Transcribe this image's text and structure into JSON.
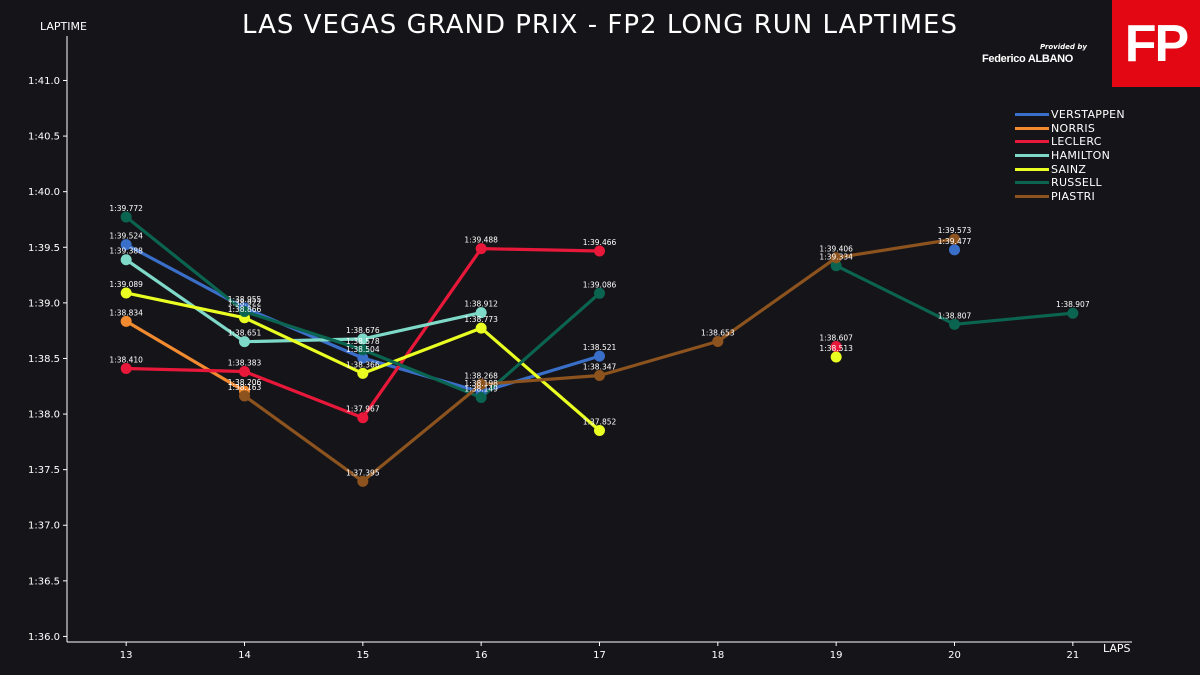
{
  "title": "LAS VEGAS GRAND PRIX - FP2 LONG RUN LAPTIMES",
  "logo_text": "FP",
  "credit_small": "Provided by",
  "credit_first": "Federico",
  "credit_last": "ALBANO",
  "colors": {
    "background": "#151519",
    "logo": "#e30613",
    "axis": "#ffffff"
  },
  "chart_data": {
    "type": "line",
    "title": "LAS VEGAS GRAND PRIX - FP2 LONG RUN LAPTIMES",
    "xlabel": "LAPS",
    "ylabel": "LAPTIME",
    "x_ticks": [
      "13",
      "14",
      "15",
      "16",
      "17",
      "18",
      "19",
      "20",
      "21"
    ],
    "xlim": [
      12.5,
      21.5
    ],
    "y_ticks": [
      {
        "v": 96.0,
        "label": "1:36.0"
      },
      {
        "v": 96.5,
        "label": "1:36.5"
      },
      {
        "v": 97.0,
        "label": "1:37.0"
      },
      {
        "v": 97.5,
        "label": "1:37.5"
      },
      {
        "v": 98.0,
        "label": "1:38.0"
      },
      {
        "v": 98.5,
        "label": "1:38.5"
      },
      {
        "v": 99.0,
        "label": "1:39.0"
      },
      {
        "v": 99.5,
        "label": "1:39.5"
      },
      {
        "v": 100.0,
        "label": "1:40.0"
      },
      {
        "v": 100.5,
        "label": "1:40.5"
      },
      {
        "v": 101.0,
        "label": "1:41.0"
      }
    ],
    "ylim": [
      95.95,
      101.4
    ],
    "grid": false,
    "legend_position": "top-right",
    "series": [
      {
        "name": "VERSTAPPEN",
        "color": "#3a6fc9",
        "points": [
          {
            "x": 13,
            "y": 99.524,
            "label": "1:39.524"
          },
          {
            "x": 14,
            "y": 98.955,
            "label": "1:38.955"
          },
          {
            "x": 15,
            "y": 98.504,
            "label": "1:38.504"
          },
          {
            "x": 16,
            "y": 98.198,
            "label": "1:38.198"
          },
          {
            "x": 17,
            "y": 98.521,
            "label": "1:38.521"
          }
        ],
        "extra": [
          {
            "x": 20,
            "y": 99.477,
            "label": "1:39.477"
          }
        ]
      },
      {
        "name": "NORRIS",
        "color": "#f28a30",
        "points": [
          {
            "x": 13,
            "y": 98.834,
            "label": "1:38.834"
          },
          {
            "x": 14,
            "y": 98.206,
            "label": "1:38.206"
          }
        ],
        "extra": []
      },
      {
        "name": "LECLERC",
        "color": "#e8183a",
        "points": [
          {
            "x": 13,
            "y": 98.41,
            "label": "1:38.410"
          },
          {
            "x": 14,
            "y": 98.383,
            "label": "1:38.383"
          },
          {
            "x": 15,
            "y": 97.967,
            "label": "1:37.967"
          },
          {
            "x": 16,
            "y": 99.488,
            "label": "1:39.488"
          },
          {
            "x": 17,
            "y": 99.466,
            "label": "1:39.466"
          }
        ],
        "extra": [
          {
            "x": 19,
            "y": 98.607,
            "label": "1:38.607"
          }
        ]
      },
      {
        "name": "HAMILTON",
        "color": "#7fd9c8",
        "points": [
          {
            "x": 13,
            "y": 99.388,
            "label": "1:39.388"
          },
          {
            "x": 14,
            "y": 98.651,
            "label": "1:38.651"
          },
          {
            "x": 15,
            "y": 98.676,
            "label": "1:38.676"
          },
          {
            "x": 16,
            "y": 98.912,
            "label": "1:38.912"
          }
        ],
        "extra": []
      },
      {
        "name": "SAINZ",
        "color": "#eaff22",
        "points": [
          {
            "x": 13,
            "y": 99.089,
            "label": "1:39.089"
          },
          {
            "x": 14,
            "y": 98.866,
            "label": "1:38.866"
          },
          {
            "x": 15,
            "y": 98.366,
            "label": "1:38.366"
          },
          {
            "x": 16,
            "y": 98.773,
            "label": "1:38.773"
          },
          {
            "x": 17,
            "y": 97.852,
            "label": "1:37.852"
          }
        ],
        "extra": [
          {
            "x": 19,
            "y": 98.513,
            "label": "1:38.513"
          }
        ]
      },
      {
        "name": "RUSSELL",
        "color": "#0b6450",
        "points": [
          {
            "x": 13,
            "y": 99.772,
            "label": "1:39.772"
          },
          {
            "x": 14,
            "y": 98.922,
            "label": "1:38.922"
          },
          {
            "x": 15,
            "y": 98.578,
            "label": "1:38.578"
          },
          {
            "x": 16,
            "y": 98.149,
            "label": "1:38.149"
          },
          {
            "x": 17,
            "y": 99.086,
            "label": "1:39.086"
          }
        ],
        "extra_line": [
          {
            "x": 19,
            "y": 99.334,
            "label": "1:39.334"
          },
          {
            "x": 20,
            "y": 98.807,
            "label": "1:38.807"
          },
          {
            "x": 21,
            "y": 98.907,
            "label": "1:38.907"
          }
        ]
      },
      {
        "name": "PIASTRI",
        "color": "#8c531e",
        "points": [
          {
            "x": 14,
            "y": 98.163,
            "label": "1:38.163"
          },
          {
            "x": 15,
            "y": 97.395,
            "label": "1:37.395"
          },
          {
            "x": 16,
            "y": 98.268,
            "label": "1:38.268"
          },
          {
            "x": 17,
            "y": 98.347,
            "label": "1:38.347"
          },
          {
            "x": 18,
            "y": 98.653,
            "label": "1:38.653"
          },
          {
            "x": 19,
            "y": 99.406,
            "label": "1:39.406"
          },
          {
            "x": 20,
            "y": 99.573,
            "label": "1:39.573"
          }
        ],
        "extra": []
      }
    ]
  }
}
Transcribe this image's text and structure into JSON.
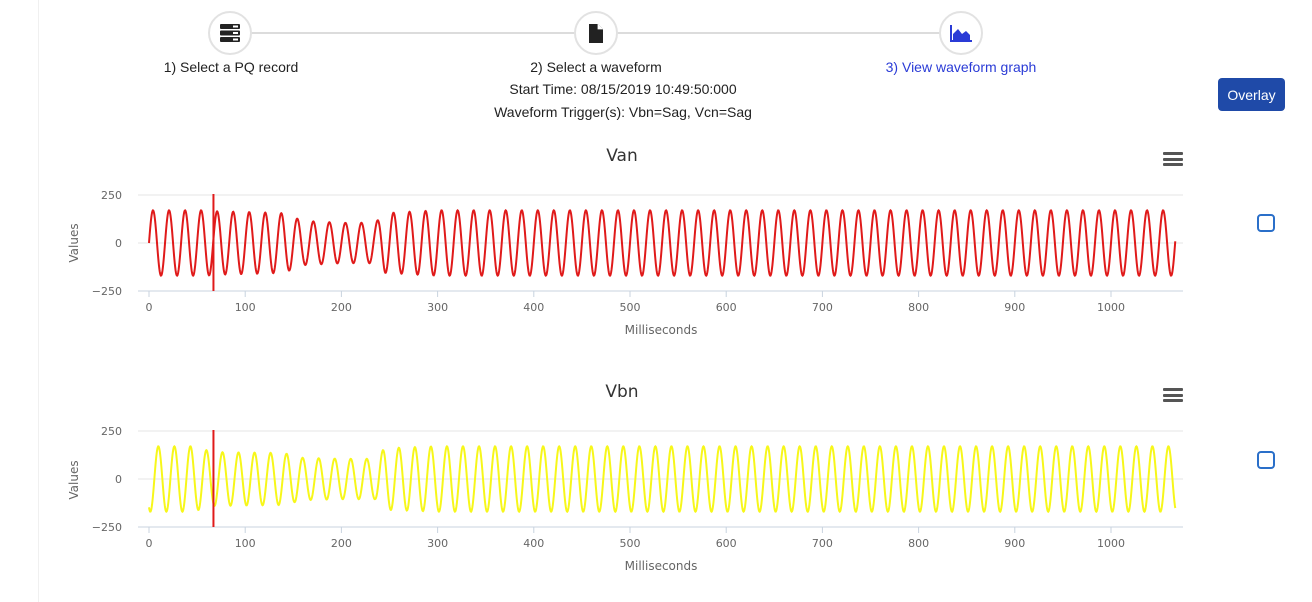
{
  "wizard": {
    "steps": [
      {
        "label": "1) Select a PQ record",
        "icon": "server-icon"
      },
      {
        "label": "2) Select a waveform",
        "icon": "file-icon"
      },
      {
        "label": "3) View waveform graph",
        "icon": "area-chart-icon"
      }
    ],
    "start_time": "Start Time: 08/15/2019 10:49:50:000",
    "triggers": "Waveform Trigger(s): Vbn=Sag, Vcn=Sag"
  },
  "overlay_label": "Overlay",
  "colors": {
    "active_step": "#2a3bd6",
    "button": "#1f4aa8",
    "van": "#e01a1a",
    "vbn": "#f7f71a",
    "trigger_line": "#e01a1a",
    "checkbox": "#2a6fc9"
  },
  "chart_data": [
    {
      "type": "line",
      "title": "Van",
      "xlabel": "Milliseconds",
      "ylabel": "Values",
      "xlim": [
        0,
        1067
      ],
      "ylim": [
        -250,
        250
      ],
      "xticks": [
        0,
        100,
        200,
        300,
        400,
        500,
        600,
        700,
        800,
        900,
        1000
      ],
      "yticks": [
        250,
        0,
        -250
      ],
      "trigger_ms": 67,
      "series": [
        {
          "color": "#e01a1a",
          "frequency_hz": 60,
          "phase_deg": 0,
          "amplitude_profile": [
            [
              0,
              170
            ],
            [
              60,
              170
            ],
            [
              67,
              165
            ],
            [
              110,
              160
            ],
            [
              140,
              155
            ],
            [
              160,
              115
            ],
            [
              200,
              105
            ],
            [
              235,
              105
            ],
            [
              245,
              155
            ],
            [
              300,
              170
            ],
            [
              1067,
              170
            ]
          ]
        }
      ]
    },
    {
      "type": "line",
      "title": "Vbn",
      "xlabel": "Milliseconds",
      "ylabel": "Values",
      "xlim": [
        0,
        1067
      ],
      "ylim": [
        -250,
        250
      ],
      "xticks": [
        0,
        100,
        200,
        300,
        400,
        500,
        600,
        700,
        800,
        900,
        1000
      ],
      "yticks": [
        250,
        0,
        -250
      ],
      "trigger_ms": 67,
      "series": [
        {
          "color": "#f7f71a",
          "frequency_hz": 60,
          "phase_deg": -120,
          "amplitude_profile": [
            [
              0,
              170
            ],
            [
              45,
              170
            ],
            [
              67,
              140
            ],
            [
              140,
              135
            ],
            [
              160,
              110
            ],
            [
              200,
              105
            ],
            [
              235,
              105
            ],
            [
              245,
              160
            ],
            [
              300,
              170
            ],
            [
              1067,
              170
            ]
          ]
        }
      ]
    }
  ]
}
++++++
Aim of the task —
Copy all lines from the material that contain "VEGAS".

Output below —
  "title": "LAS VEGAS GRAND PRIX - FP2 LONG RUN LAPTIMES",
    "title": "LAS VEGAS GRAND PRIX - FP2 LONG RUN LAPTIMES",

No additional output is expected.